• Problem to work on: Reproduce the data verbatim, from the start through the line containing "category-label: 埃及 — [143, 723, 170, 738]", including both ends.

-- start Supplied data --

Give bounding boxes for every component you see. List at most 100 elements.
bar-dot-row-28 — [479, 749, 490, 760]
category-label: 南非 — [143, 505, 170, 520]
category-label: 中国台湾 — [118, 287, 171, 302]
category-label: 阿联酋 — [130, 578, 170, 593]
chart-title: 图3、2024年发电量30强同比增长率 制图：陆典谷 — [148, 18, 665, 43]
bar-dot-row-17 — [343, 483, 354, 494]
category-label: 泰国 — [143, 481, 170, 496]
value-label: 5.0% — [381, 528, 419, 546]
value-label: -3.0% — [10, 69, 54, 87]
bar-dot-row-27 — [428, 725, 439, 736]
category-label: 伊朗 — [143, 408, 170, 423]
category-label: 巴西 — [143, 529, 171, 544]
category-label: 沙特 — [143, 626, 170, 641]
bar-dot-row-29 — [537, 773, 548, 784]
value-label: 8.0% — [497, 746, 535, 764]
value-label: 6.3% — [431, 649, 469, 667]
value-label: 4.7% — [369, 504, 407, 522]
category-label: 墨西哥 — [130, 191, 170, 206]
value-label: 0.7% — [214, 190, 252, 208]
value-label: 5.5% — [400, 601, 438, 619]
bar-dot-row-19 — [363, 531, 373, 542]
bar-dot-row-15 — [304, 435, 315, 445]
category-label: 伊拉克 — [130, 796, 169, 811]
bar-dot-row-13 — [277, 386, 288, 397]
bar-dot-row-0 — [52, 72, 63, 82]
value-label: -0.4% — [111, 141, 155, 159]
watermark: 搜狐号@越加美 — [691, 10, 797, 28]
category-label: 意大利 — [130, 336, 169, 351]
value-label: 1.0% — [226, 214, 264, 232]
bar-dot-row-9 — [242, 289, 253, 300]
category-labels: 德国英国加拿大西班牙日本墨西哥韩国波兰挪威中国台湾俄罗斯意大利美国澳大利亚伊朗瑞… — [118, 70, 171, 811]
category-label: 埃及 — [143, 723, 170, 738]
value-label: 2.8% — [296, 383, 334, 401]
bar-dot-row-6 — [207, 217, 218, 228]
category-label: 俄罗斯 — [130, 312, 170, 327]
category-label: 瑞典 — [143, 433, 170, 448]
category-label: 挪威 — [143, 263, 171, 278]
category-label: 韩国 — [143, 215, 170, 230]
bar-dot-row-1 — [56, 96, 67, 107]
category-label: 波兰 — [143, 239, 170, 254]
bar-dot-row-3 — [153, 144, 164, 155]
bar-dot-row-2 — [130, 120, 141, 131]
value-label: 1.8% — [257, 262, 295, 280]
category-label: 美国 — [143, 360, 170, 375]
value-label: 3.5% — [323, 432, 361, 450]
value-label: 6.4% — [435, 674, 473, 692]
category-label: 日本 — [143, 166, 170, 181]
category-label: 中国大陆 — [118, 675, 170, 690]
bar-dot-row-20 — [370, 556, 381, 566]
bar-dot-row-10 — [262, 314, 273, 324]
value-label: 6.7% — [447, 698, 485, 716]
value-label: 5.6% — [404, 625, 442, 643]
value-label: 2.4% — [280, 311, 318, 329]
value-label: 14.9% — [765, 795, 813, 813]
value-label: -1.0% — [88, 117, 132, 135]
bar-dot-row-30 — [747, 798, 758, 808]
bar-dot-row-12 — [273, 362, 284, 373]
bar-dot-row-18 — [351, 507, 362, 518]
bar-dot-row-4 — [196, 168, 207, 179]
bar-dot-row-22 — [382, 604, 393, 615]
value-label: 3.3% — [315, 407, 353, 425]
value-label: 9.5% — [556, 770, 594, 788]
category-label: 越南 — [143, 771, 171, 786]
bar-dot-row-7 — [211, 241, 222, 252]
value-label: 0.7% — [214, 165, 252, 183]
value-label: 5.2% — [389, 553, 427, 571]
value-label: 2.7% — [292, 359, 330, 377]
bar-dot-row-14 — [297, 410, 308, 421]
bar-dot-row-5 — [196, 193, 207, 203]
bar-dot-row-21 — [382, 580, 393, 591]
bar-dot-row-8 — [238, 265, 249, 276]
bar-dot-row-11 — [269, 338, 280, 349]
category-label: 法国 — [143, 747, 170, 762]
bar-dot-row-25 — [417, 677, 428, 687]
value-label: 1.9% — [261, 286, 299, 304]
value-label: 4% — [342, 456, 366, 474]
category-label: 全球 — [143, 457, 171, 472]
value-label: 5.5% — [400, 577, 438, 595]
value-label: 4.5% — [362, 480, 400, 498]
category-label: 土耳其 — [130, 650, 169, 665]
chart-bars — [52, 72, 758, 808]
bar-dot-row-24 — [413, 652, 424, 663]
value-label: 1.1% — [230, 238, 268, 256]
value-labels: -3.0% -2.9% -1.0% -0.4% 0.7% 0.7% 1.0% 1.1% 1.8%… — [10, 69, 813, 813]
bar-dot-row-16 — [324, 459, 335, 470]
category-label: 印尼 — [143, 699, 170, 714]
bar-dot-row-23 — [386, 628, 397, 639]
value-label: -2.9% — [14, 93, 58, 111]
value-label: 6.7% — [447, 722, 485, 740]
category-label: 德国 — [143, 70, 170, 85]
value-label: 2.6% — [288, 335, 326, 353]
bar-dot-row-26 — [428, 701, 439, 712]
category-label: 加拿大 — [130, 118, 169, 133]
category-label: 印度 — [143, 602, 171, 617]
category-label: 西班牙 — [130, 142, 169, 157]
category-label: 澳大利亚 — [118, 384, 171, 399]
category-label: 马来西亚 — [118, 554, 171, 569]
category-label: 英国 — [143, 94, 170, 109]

-- end Supplied data --

• Full output:
Give bounding boxes for every component you see. List at most 100 elements.
bar-dot-row-28 — [479, 749, 490, 760]
category-label: 南非 — [143, 505, 170, 520]
category-label: 中国台湾 — [118, 287, 171, 302]
category-label: 阿联酋 — [130, 578, 170, 593]
chart-title: 图3、2024年发电量30强同比增长率 制图：陆典谷 — [148, 18, 665, 43]
bar-dot-row-17 — [343, 483, 354, 494]
category-label: 泰国 — [143, 481, 170, 496]
value-label: 5.0% — [381, 528, 419, 546]
value-label: -3.0% — [10, 69, 54, 87]
bar-dot-row-27 — [428, 725, 439, 736]
category-label: 伊朗 — [143, 408, 170, 423]
category-label: 巴西 — [143, 529, 171, 544]
category-label: 沙特 — [143, 626, 170, 641]
bar-dot-row-29 — [537, 773, 548, 784]
value-label: 8.0% — [497, 746, 535, 764]
value-label: 6.3% — [431, 649, 469, 667]
value-label: 4.7% — [369, 504, 407, 522]
category-label: 墨西哥 — [130, 191, 170, 206]
value-label: 0.7% — [214, 190, 252, 208]
value-label: 5.5% — [400, 601, 438, 619]
bar-dot-row-19 — [363, 531, 373, 542]
bar-dot-row-15 — [304, 435, 315, 445]
category-label: 伊拉克 — [130, 796, 169, 811]
bar-dot-row-13 — [277, 386, 288, 397]
bar-dot-row-0 — [52, 72, 63, 82]
value-label: -0.4% — [111, 141, 155, 159]
watermark: 搜狐号@越加美 — [691, 10, 797, 28]
category-label: 意大利 — [130, 336, 169, 351]
value-label: 1.0% — [226, 214, 264, 232]
bar-dot-row-9 — [242, 289, 253, 300]
category-labels: 德国英国加拿大西班牙日本墨西哥韩国波兰挪威中国台湾俄罗斯意大利美国澳大利亚伊朗瑞… — [118, 70, 171, 811]
category-label: 埃及 — [143, 723, 170, 738]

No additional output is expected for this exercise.